▸ EXERCISE PROMPT
All lines below must be repeated exactly, with the pictures omitted.

▸ RECORDS PROVIDED

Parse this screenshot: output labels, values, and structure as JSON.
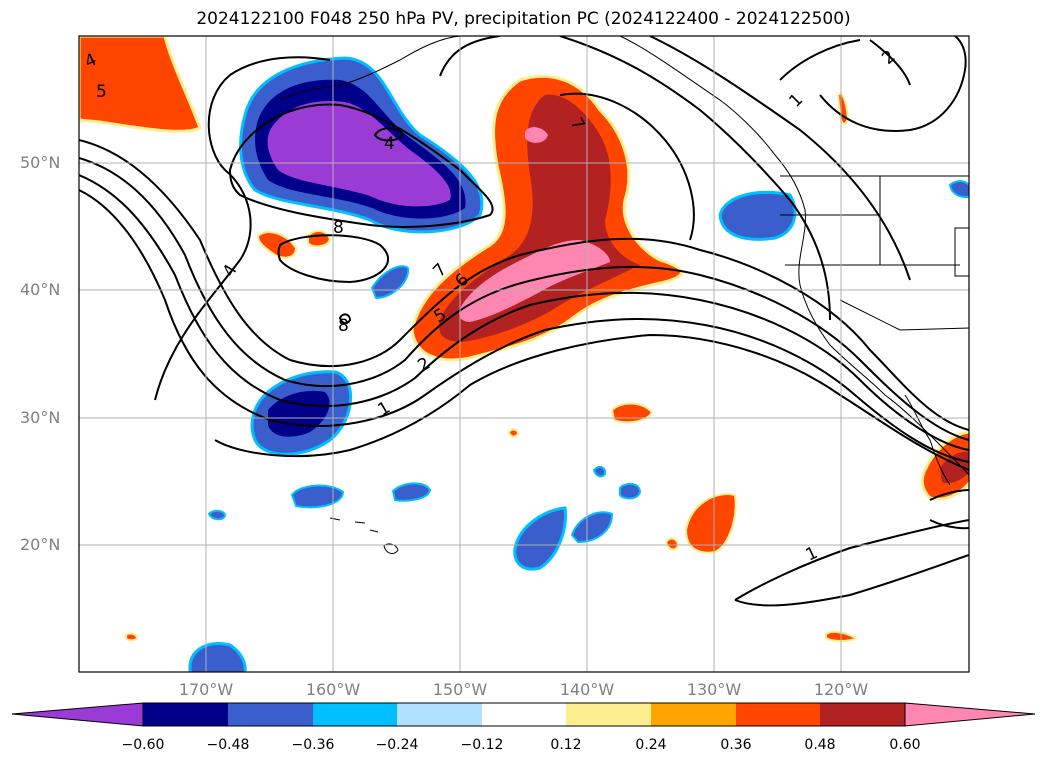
{
  "title": "2024122100 F048 250 hPa PV, precipitation PC (2024122400 - 2024122500)",
  "lat_ticks": [
    "50°N",
    "40°N",
    "30°N",
    "20°N"
  ],
  "lon_ticks": [
    "170°W",
    "160°W",
    "150°W",
    "140°W",
    "130°W",
    "120°W"
  ],
  "contour_labels": [
    "4",
    "5",
    "4",
    "8",
    "8",
    "4",
    "7",
    "6",
    "5",
    "2",
    "1",
    "7",
    "1",
    "2",
    "1"
  ],
  "colorbar": {
    "ticks": [
      "−0.60",
      "−0.48",
      "−0.36",
      "−0.24",
      "−0.12",
      "0.12",
      "0.24",
      "0.36",
      "0.48",
      "0.60"
    ],
    "colors": [
      "#9b3bd6",
      "#00008b",
      "#3a5fcd",
      "#00bfff",
      "#b0e2ff",
      "#ffffff",
      "#fdee8f",
      "#ffa500",
      "#ff4500",
      "#b22222",
      "#ff86b0"
    ]
  },
  "legend_colors": {
    "purple": "#9b3bd6",
    "navy": "#00008b",
    "royal_blue": "#3a5fcd",
    "light_blue": "#b0e2ff",
    "orange_red": "#ff4500",
    "firebrick": "#b22222",
    "pink": "#ff86b0",
    "orange": "#ffa500",
    "yellow": "#fdee8f"
  }
}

▸ REPLY TO THE TASK
Parse this screenshot: output labels, values, and structure as JSON.
{
  "title": "2024122100 F048 250 hPa PV, precipitation PC (2024122400 - 2024122500)",
  "lat_ticks": [
    "50°N",
    "40°N",
    "30°N",
    "20°N"
  ],
  "lon_ticks": [
    "170°W",
    "160°W",
    "150°W",
    "140°W",
    "130°W",
    "120°W"
  ],
  "contour_labels": [
    "4",
    "5",
    "4",
    "8",
    "8",
    "4",
    "7",
    "6",
    "5",
    "2",
    "1",
    "7",
    "1",
    "2",
    "1"
  ],
  "colorbar": {
    "ticks": [
      "−0.60",
      "−0.48",
      "−0.36",
      "−0.24",
      "−0.12",
      "0.12",
      "0.24",
      "0.36",
      "0.48",
      "0.60"
    ],
    "colors": [
      "#9b3bd6",
      "#00008b",
      "#3a5fcd",
      "#00bfff",
      "#b0e2ff",
      "#ffffff",
      "#fdee8f",
      "#ffa500",
      "#ff4500",
      "#b22222",
      "#ff86b0"
    ]
  },
  "legend_colors": {
    "purple": "#9b3bd6",
    "navy": "#00008b",
    "royal_blue": "#3a5fcd",
    "light_blue": "#b0e2ff",
    "orange_red": "#ff4500",
    "firebrick": "#b22222",
    "pink": "#ff86b0",
    "orange": "#ffa500",
    "yellow": "#fdee8f"
  }
}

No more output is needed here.